Within the material below, filter for lines that hold the word "Mithreumstraße".

• _INFORMATION SUPPLIED_:
________________________________________

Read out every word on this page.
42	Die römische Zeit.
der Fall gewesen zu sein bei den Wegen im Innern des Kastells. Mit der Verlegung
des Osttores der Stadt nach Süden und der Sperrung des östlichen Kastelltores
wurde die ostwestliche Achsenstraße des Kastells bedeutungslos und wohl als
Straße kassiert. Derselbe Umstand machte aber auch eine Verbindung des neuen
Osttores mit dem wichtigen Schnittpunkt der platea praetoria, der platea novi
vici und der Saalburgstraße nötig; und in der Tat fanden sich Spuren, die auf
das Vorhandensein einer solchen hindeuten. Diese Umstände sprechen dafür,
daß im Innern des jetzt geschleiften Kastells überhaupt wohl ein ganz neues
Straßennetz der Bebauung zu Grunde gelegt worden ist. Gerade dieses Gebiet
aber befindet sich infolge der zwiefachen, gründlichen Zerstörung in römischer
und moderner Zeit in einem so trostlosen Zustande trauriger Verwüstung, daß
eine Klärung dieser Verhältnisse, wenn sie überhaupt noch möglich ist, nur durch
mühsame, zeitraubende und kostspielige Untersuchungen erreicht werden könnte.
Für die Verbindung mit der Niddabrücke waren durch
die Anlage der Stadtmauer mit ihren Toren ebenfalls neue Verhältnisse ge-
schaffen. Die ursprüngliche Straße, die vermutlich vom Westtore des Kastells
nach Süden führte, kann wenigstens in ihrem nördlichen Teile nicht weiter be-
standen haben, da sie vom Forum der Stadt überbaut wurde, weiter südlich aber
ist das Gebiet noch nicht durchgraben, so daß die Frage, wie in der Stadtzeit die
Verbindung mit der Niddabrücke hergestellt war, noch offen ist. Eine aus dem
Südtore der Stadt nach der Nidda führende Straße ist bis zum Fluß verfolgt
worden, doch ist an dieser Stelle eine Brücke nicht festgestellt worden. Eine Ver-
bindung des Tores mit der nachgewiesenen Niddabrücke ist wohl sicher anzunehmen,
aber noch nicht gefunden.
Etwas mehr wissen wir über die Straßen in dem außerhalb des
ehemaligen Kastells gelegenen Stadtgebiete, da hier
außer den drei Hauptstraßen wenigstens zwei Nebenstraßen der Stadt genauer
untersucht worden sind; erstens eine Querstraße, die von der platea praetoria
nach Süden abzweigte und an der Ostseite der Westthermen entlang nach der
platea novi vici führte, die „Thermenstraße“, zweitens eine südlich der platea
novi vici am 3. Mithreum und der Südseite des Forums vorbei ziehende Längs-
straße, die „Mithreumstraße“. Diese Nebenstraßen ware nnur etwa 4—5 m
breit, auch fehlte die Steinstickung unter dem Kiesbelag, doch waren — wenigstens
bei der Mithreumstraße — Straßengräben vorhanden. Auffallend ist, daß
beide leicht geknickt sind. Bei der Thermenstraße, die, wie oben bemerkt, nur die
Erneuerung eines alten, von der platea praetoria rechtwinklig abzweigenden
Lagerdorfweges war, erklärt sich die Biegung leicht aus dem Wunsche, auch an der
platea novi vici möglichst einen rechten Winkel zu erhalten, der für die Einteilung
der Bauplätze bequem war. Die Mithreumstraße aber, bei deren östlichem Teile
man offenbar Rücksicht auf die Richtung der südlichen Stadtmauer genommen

________________________________________

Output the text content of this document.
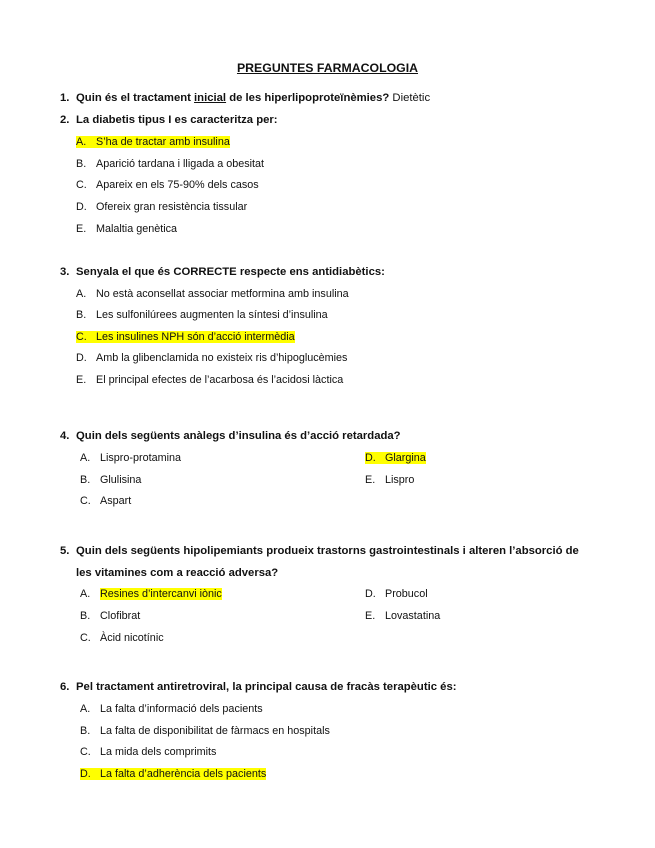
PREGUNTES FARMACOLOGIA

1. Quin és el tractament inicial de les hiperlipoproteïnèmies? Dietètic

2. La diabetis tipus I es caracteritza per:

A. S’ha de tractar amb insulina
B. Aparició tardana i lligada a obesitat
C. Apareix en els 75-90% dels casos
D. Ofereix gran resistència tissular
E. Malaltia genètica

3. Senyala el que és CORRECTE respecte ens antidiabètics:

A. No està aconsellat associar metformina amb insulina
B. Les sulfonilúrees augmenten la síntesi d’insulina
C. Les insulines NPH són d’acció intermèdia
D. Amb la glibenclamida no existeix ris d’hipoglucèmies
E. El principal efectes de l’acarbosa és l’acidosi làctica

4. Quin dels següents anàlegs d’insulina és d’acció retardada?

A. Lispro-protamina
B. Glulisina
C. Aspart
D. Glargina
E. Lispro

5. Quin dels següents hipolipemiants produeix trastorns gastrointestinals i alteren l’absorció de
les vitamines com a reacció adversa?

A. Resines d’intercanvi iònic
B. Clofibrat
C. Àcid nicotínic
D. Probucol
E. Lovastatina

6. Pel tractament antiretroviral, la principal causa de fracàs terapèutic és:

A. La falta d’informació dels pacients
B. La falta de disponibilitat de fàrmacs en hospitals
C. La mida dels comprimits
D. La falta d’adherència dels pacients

________________________________________

• _TASK RESULT_:
straße, die „Mithreumstraße“. Diese Nebenstraßen ware nnur etwa 4—5 m
bei der Mithreumstraße — Straßengräben vorhanden. Auffallend ist, daß
der Bauplätze bequem war. Die Mithreumstraße aber, bei deren östlichem Teile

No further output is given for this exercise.